- [To be done]: Write out each line in which the string "비엔날레전시관" is present.

— START Records for this exercise —

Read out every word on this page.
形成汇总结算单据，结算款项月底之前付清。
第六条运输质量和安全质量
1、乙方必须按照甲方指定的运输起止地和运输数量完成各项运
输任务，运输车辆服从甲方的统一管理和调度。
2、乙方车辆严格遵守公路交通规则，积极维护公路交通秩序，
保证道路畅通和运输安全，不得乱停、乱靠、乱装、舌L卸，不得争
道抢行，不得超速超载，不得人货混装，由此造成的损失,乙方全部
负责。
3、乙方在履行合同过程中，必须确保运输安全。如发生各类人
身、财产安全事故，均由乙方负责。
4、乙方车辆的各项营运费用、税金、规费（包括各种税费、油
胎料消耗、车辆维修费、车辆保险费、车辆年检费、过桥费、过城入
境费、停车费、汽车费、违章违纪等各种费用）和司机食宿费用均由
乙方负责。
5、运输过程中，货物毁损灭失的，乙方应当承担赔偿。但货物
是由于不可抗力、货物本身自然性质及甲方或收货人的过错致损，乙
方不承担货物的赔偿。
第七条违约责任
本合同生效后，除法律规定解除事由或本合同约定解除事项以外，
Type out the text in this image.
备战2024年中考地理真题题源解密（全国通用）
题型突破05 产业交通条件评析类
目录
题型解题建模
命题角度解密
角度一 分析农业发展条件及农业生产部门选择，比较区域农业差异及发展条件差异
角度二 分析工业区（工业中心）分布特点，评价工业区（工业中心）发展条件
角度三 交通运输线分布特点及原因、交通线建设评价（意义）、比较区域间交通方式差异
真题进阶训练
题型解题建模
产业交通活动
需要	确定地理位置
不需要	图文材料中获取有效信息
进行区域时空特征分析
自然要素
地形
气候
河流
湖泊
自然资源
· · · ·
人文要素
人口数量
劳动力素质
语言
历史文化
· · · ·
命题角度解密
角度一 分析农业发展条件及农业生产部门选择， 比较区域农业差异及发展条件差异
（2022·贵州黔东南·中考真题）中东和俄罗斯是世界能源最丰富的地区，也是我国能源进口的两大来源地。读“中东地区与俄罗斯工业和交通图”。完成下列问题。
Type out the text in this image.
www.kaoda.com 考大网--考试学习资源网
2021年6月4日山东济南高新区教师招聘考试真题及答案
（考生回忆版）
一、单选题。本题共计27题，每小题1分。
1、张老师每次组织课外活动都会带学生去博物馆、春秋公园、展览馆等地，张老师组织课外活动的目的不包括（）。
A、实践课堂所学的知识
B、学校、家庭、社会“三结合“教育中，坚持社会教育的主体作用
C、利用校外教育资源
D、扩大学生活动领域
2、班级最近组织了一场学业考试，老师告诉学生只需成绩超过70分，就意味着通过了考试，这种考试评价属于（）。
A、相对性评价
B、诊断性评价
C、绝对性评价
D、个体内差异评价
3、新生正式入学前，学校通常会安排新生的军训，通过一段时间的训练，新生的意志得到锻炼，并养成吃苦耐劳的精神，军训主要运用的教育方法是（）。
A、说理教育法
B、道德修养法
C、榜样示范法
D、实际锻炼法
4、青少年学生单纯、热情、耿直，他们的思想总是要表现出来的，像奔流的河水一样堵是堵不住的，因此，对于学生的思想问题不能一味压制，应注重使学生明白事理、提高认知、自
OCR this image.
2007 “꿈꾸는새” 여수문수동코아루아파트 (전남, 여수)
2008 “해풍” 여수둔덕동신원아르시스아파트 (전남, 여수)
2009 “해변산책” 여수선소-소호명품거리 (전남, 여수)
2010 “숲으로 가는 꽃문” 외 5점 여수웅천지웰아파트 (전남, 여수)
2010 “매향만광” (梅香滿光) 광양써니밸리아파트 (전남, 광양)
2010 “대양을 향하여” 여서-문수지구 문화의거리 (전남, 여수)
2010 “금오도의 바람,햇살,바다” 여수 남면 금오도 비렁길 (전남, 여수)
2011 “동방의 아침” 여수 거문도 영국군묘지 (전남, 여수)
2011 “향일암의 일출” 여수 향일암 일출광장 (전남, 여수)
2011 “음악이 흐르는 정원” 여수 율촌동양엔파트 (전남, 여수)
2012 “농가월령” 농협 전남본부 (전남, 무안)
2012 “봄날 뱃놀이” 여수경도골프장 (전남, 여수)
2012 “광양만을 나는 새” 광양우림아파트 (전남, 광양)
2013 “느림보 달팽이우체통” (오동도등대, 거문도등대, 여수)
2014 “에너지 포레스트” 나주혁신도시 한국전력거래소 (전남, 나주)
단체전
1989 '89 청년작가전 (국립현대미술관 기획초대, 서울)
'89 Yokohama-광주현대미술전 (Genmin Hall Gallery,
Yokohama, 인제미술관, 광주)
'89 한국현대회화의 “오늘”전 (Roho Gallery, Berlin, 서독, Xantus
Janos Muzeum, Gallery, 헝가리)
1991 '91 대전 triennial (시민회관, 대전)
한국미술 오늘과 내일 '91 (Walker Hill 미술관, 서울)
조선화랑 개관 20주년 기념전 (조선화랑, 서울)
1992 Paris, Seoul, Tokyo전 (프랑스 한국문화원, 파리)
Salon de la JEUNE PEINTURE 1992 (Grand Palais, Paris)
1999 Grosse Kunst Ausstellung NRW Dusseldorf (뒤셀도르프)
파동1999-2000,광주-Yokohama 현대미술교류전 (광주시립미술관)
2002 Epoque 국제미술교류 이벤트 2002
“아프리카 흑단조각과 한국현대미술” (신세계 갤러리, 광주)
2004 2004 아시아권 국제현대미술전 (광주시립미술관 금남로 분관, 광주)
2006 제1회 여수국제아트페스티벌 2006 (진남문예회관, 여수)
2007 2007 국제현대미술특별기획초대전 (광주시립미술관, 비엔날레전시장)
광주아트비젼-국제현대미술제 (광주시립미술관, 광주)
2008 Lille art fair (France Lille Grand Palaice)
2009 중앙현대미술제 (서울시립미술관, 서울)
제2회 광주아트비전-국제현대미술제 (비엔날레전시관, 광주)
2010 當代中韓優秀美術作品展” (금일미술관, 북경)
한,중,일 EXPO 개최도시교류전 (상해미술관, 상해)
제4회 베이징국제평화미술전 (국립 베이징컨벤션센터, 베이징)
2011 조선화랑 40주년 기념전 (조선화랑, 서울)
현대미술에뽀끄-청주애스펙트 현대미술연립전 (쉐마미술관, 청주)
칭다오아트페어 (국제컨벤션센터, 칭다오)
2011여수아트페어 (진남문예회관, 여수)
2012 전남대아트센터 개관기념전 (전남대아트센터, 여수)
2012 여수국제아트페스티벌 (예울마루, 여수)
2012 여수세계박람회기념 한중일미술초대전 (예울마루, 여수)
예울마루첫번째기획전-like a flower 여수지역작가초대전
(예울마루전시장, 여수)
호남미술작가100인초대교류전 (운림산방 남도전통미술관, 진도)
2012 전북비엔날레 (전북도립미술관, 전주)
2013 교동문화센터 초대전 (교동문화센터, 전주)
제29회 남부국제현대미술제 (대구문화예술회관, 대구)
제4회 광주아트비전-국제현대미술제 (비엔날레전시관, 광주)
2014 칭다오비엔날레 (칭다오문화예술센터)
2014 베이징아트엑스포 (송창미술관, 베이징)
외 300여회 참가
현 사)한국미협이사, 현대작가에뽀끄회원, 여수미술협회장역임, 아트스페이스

— END Records for this exercise —

- [Output for this exercise]:
제2회 광주아트비전-국제현대미술제 (비엔날레전시관, 광주)
제4회 광주아트비전-국제현대미술제 (비엔날레전시관, 광주)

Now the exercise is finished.